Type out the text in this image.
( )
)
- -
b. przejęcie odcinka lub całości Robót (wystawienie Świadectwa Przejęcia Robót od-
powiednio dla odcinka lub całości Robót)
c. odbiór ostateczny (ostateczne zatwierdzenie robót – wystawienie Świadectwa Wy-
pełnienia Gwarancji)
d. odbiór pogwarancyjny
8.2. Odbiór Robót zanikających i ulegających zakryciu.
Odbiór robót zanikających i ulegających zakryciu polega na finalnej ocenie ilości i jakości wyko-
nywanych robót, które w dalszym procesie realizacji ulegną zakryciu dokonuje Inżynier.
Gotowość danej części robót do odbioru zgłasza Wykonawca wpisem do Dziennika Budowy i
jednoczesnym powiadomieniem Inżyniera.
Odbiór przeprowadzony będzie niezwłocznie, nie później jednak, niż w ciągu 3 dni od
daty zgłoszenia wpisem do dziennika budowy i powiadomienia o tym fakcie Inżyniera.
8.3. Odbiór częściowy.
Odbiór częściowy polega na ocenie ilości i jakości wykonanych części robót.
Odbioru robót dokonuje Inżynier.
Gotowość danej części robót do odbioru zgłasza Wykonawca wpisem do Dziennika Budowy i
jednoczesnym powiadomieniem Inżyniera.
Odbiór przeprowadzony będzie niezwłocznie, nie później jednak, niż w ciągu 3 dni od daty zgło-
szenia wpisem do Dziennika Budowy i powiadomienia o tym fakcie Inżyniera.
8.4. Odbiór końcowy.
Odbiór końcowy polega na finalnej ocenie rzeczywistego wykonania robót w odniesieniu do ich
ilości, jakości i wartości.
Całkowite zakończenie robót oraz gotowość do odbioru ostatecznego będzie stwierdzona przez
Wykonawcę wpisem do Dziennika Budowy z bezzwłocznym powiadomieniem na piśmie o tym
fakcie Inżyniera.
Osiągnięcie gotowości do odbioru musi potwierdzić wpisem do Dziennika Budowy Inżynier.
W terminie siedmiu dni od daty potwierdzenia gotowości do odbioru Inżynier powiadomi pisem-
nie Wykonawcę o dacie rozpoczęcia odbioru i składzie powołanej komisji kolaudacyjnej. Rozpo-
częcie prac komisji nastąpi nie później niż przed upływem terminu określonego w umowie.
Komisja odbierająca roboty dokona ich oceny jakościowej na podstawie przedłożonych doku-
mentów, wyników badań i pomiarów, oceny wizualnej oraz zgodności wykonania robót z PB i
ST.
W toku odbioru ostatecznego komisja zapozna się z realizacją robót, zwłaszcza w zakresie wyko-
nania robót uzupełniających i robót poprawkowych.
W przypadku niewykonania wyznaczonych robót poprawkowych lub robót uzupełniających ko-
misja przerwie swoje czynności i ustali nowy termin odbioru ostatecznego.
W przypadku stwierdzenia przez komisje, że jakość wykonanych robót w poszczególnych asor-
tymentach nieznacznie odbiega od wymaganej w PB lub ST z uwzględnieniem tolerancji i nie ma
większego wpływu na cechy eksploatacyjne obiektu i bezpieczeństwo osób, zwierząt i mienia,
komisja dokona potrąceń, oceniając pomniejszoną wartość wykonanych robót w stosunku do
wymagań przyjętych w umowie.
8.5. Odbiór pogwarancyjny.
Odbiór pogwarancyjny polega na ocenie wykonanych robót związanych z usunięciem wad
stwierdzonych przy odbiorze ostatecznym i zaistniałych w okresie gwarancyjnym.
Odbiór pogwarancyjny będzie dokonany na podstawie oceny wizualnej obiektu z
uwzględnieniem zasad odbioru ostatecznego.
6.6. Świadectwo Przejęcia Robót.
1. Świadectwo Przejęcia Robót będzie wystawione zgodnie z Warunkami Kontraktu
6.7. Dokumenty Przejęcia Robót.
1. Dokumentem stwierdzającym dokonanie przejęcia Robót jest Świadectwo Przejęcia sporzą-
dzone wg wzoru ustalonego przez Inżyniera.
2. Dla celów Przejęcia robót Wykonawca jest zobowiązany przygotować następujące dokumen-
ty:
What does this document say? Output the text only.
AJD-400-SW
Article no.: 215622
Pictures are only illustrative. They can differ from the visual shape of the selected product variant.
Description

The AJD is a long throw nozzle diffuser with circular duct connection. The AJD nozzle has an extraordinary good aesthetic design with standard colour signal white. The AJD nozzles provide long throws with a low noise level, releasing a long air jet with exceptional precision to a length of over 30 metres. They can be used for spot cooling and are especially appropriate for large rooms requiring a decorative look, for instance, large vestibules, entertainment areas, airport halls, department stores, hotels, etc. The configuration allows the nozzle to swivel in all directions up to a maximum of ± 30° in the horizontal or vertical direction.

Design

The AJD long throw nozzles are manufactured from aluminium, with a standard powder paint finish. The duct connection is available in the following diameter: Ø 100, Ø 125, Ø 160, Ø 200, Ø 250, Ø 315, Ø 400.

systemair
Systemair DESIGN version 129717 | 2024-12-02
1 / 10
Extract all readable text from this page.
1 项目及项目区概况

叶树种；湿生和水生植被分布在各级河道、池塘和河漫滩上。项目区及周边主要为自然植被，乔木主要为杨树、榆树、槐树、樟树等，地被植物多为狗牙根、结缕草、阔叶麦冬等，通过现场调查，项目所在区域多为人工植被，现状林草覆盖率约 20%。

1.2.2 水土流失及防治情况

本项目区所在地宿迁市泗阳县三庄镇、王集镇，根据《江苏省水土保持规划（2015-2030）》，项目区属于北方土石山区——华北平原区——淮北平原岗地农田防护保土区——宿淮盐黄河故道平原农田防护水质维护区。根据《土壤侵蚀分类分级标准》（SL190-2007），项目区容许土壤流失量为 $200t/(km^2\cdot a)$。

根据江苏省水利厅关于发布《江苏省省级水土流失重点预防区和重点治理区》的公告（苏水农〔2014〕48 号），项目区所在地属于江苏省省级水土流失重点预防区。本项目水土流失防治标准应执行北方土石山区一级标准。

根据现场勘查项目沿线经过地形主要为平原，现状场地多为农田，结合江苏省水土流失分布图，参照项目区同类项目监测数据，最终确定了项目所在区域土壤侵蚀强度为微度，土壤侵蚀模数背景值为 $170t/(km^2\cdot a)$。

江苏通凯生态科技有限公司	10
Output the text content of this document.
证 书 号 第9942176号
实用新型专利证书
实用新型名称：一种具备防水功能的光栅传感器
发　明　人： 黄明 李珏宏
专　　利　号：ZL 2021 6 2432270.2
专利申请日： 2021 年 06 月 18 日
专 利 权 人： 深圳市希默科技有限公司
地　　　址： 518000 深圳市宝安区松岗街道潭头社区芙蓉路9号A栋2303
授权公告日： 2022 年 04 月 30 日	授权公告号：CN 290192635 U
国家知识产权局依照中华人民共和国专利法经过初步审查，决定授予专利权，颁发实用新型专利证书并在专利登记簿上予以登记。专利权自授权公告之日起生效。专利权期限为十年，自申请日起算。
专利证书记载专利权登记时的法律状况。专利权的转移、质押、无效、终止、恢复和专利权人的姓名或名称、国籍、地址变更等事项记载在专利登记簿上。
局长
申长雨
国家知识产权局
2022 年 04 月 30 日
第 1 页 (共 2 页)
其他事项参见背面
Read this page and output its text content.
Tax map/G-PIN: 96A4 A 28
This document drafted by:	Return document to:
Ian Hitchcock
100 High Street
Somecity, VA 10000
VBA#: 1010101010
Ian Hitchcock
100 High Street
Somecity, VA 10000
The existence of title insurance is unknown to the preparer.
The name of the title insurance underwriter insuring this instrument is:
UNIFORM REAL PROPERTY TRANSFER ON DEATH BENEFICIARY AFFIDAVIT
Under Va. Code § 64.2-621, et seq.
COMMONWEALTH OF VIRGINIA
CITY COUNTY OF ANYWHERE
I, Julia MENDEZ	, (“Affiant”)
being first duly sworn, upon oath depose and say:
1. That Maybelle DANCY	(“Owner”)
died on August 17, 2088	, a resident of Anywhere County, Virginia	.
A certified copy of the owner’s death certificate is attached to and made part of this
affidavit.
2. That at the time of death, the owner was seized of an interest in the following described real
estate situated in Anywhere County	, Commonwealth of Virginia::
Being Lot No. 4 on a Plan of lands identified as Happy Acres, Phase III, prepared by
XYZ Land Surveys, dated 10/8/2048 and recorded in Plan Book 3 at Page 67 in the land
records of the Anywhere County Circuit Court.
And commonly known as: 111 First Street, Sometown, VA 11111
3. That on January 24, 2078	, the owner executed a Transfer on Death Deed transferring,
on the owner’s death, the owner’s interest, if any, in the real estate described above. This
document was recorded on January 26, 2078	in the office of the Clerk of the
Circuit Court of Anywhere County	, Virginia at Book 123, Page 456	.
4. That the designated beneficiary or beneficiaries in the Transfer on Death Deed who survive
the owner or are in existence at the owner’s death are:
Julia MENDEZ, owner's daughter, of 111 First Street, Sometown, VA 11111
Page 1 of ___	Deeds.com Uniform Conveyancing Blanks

○ ○ ○

REQUIRED TASK: Return the lines beginning at the one that contains "Read this page and output its text content." and continuing through the last line of the data, exactly as they stand and without any others.

FULL SOLUTION:
Read this page and output its text content.
Tax map/G-PIN: 96A4 A 28
This document drafted by:	Return document to:
Ian Hitchcock
100 High Street
Somecity, VA 10000
VBA#: 1010101010
Ian Hitchcock
100 High Street
Somecity, VA 10000
The existence of title insurance is unknown to the preparer.
The name of the title insurance underwriter insuring this instrument is:
UNIFORM REAL PROPERTY TRANSFER ON DEATH BENEFICIARY AFFIDAVIT
Under Va. Code § 64.2-621, et seq.
COMMONWEALTH OF VIRGINIA
CITY COUNTY OF ANYWHERE
I, Julia MENDEZ	, (“Affiant”)
being first duly sworn, upon oath depose and say:
1. That Maybelle DANCY	(“Owner”)
died on August 17, 2088	, a resident of Anywhere County, Virginia	.
A certified copy of the owner’s death certificate is attached to and made part of this
affidavit.
2. That at the time of death, the owner was seized of an interest in the following described real
estate situated in Anywhere County	, Commonwealth of Virginia::
Being Lot No. 4 on a Plan of lands identified as Happy Acres, Phase III, prepared by
XYZ Land Surveys, dated 10/8/2048 and recorded in Plan Book 3 at Page 67 in the land
records of the Anywhere County Circuit Court.
And commonly known as: 111 First Street, Sometown, VA 11111
3. That on January 24, 2078	, the owner executed a Transfer on Death Deed transferring,
on the owner’s death, the owner’s interest, if any, in the real estate described above. This
document was recorded on January 26, 2078	in the office of the Clerk of the
Circuit Court of Anywhere County	, Virginia at Book 123, Page 456	.
4. That the designated beneficiary or beneficiaries in the Transfer on Death Deed who survive
the owner or are in existence at the owner’s death are:
Julia MENDEZ, owner's daughter, of 111 First Street, Sometown, VA 11111
Page 1 of ___	Deeds.com Uniform Conveyancing Blanks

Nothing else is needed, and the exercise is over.